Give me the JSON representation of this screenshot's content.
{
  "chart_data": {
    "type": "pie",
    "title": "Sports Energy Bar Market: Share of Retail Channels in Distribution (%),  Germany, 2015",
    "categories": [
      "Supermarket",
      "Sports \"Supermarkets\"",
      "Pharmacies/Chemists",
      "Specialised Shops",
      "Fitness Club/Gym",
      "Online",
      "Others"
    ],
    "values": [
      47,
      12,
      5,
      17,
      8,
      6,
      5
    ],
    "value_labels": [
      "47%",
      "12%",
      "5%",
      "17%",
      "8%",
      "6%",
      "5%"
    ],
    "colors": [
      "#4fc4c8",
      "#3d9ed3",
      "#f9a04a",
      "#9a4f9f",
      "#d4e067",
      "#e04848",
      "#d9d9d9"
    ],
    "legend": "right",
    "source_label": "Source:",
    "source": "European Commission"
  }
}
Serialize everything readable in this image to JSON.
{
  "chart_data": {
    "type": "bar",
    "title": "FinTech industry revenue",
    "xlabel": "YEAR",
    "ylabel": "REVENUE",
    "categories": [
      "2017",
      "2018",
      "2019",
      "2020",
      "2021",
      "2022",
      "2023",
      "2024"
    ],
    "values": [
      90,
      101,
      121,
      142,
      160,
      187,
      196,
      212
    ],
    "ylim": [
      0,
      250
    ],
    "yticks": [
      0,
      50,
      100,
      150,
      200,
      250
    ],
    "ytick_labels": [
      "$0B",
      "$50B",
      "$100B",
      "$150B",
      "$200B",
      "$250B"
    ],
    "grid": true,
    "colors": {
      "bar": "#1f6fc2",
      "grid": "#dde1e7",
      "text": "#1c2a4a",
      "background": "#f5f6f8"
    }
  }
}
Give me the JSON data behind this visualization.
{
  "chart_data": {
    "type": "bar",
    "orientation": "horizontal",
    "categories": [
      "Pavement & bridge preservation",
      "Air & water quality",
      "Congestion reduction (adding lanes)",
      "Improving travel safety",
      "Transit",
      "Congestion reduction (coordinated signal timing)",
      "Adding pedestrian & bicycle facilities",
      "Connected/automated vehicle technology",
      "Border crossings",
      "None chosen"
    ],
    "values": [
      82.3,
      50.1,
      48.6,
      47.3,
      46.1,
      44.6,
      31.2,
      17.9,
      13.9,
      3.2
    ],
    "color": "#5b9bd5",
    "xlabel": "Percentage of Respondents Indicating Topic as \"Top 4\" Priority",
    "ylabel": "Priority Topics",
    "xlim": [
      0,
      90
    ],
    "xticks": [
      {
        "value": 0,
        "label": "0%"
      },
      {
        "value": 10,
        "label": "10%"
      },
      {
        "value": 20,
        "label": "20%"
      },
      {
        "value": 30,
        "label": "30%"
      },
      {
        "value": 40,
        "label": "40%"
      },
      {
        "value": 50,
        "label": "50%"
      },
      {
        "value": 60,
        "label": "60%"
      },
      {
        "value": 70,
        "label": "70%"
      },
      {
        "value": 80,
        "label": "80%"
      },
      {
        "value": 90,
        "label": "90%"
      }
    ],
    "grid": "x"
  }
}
......
TASK STATEMENT:
Each of the records should be retyped exactly.

THE OUTPUT:
Give me the JSON representation of this screenshot's content.
{
  "chart_data": {
    "type": "pie",
    "title": "Sports Energy Bar Market: Share of Retail Channels in Distribution (%),  Germany, 2015",
    "categories": [
      "Supermarket",
      "Sports \"Supermarkets\"",
      "Pharmacies/Chemists",
      "Specialised Shops",
      "Fitness Club/Gym",
      "Online",
      "Others"
    ],
    "values": [
      47,
      12,
      5,
      17,
      8,
      6,
      5
    ],
    "value_labels": [
      "47%",
      "12%",
      "5%",
      "17%",
      "8%",
      "6%",
      "5%"
    ],
    "colors": [
      "#4fc4c8",
      "#3d9ed3",
      "#f9a04a",
      "#9a4f9f",
      "#d4e067",
      "#e04848",
      "#d9d9d9"
    ],
    "legend": "right",
    "source_label": "Source:",
    "source": "European Commission"
  }
}
Serialize everything readable in this image to JSON.
{
  "chart_data": {
    "type": "bar",
    "title": "FinTech industry revenue",
    "xlabel": "YEAR",
    "ylabel": "REVENUE",
    "categories": [
      "2017",
      "2018",
      "2019",
      "2020",
      "2021",
      "2022",
      "2023",
      "2024"
    ],
    "values": [
      90,
      101,
      121,
      142,
      160,
      187,
      196,
      212
    ],
    "ylim": [
      0,
      250
    ],
    "yticks": [
      0,
      50,
      100,
      150,
      200,
      250
    ],
    "ytick_labels": [
      "$0B",
      "$50B",
      "$100B",
      "$150B",
      "$200B",
      "$250B"
    ],
    "grid": true,
    "colors": {
      "bar": "#1f6fc2",
      "grid": "#dde1e7",
      "text": "#1c2a4a",
      "background": "#f5f6f8"
    }
  }
}
Give me the JSON data behind this visualization.
{
  "chart_data": {
    "type": "bar",
    "orientation": "horizontal",
    "categories": [
      "Pavement & bridge preservation",
      "Air & water quality",
      "Congestion reduction (adding lanes)",
      "Improving travel safety",
      "Transit",
      "Congestion reduction (coordinated signal timing)",
      "Adding pedestrian & bicycle facilities",
      "Connected/automated vehicle technology",
      "Border crossings",
      "None chosen"
    ],
    "values": [
      82.3,
      50.1,
      48.6,
      47.3,
      46.1,
      44.6,
      31.2,
      17.9,
      13.9,
      3.2
    ],
    "color": "#5b9bd5",
    "xlabel": "Percentage of Respondents Indicating Topic as \"Top 4\" Priority",
    "ylabel": "Priority Topics",
    "xlim": [
      0,
      90
    ],
    "xticks": [
      {
        "value": 0,
        "label": "0%"
      },
      {
        "value": 10,
        "label": "10%"
      },
      {
        "value": 20,
        "label": "20%"
      },
      {
        "value": 30,
        "label": "30%"
      },
      {
        "value": 40,
        "label": "40%"
      },
      {
        "value": 50,
        "label": "50%"
      },
      {
        "value": 60,
        "label": "60%"
      },
      {
        "value": 70,
        "label": "70%"
      },
      {
        "value": 80,
        "label": "80%"
      },
      {
        "value": 90,
        "label": "90%"
      }
    ],
    "grid": "x"
  }
}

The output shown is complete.